**Objective**
From the records, pick out and copy each line containing "страницы".

Data excerpts
□ □ □ □ □
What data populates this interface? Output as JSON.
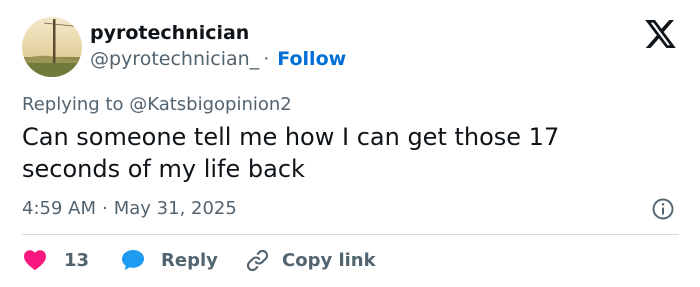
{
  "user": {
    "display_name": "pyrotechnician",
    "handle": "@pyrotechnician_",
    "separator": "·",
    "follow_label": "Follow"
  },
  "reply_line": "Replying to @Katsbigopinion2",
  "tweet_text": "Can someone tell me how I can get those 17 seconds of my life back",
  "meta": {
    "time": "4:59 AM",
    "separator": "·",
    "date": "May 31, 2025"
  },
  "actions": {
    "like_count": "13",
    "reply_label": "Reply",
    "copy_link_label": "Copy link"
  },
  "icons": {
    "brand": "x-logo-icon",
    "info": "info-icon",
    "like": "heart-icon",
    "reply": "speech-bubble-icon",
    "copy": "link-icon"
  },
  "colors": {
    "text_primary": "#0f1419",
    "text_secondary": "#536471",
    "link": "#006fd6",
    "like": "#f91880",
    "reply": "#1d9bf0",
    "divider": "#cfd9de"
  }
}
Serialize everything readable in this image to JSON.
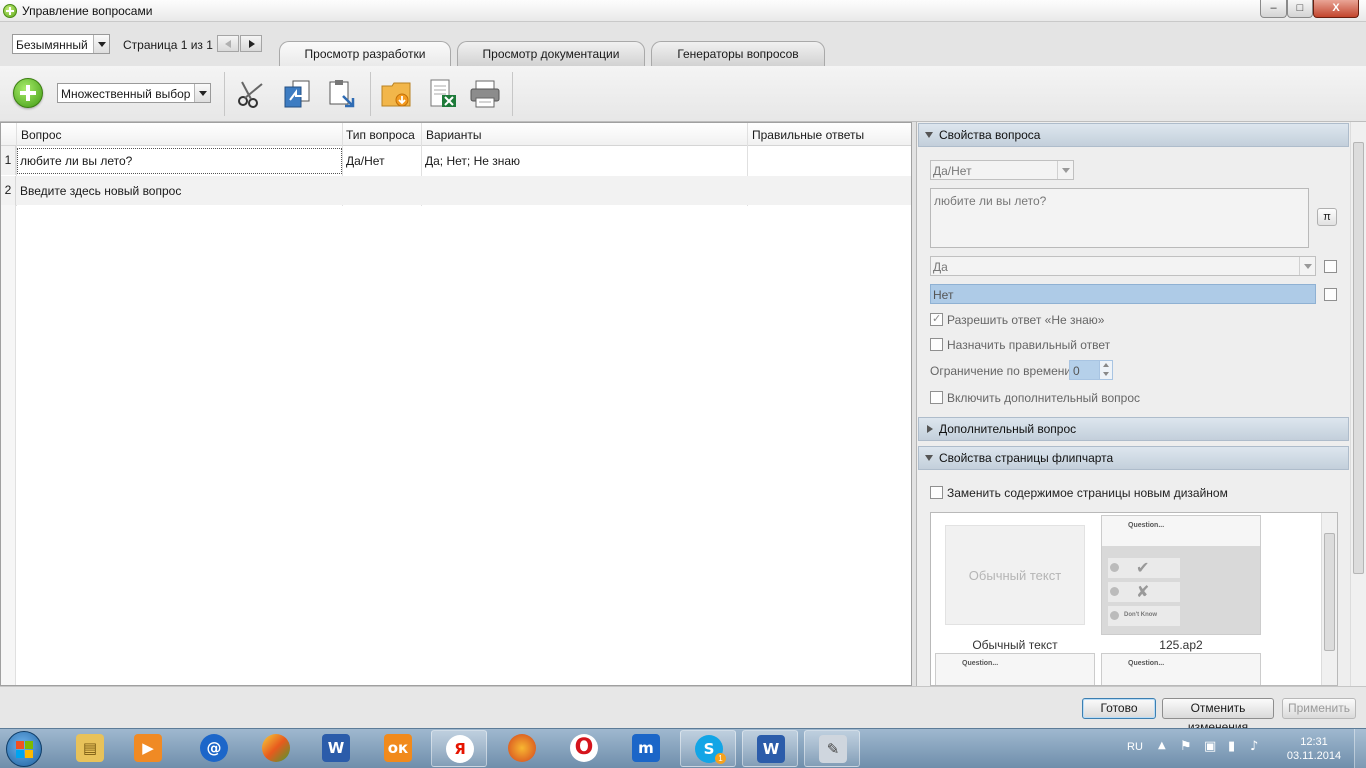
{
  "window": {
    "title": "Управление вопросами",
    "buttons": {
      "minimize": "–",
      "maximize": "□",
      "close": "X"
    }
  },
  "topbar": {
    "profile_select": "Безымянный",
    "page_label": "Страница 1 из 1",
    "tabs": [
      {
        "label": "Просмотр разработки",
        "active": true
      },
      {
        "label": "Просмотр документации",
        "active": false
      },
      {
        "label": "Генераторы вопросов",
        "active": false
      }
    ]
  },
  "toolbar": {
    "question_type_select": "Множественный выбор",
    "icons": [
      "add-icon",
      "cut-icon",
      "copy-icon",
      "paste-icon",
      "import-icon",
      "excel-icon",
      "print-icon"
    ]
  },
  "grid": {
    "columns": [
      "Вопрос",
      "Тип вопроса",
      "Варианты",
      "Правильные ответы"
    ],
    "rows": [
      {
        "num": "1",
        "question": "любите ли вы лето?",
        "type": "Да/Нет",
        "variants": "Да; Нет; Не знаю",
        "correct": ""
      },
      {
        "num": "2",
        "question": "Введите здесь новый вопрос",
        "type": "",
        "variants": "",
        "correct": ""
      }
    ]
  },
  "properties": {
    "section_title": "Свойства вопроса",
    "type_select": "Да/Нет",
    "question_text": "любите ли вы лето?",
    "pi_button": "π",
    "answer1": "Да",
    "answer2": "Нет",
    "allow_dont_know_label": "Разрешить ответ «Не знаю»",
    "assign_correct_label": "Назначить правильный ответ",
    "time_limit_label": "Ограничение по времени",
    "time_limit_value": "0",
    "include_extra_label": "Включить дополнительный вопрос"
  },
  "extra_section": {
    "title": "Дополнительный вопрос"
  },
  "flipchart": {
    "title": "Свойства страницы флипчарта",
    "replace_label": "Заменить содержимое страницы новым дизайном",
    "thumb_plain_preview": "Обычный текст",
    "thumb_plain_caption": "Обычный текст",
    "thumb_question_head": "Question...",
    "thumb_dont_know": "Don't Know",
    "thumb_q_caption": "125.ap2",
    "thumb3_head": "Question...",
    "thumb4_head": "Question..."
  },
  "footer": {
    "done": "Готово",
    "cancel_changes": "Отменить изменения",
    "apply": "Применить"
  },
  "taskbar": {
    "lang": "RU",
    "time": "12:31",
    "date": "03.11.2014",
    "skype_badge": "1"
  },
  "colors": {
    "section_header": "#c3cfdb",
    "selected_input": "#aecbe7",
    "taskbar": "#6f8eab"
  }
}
□ □ □ □ □
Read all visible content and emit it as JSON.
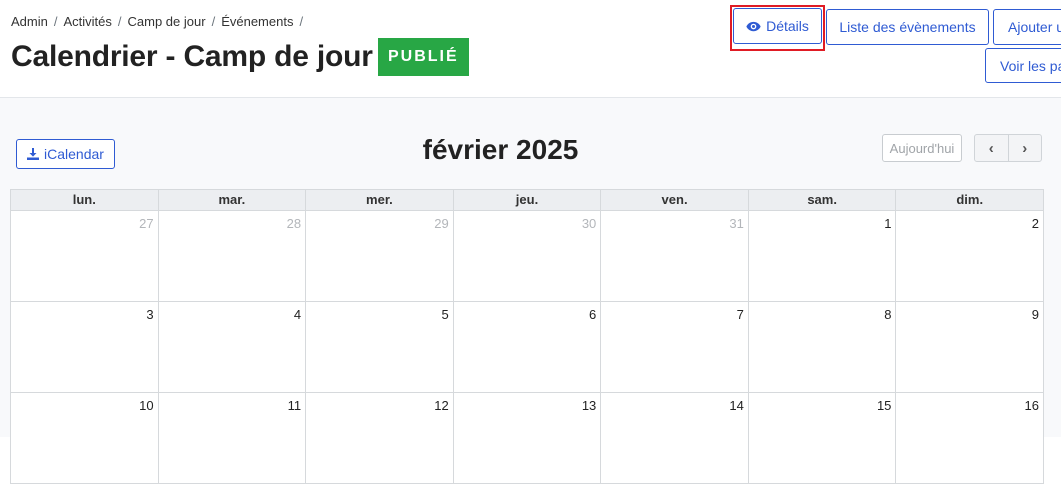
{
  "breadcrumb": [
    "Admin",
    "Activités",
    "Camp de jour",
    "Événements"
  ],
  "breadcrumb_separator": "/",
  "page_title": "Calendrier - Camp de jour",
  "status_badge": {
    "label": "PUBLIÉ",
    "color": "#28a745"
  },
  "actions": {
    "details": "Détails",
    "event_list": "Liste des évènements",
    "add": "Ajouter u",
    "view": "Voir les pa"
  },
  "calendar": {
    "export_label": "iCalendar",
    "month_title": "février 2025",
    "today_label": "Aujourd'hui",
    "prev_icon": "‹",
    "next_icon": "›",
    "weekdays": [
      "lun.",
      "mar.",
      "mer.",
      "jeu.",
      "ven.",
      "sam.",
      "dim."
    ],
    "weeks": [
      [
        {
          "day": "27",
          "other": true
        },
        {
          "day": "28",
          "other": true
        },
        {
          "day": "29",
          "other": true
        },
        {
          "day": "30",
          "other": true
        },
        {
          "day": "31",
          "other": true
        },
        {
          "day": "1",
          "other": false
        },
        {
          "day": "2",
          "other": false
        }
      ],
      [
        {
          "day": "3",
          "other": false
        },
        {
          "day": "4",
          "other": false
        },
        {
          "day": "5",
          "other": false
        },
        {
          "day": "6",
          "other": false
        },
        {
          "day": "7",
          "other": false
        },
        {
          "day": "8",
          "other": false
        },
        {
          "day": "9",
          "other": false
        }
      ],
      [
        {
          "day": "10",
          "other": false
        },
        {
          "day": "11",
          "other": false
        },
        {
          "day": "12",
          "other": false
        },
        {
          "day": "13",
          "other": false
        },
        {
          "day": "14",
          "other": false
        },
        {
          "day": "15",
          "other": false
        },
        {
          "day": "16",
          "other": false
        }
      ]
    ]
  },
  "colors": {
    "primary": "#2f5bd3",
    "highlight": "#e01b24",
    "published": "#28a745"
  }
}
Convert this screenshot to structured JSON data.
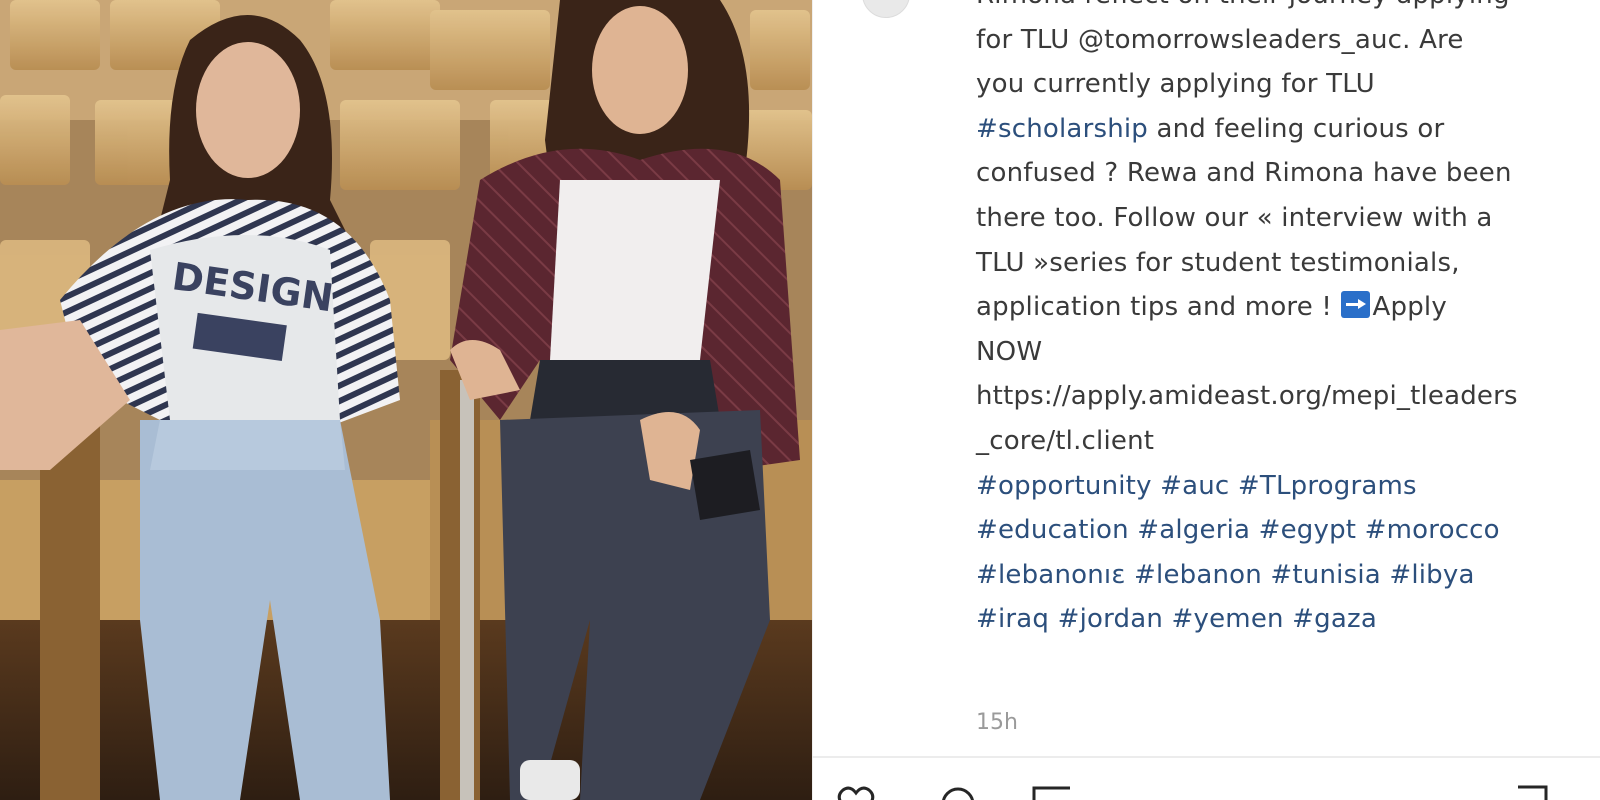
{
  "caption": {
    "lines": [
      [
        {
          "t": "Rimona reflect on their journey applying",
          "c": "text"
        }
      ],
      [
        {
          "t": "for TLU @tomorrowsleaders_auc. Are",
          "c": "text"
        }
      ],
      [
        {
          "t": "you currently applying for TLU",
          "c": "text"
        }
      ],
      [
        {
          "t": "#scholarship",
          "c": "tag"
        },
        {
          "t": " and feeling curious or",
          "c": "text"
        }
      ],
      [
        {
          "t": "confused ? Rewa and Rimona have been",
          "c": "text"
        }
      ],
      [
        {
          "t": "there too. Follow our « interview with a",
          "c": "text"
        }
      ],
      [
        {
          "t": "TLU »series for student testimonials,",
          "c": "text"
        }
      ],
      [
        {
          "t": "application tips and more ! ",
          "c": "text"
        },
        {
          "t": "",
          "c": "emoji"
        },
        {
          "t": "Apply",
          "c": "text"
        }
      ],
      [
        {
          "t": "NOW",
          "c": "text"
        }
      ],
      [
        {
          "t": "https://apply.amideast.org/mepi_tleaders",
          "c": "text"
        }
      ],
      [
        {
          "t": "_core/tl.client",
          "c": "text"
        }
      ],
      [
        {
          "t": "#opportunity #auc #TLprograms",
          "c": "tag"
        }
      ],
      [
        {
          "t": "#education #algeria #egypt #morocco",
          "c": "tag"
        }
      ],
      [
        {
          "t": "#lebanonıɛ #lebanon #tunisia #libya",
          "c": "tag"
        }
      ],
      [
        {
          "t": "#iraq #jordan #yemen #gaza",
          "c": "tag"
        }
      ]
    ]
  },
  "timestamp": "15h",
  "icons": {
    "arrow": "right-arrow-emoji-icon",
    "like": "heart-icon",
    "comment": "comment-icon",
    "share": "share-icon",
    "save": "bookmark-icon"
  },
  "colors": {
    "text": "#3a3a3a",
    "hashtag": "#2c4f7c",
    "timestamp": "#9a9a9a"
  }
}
□ □ □ □ □
**Exercise answer**
    "title": "Свойства страницы флипчарта",
    "replace_label": "Заменить содержимое страницы новым дизайном",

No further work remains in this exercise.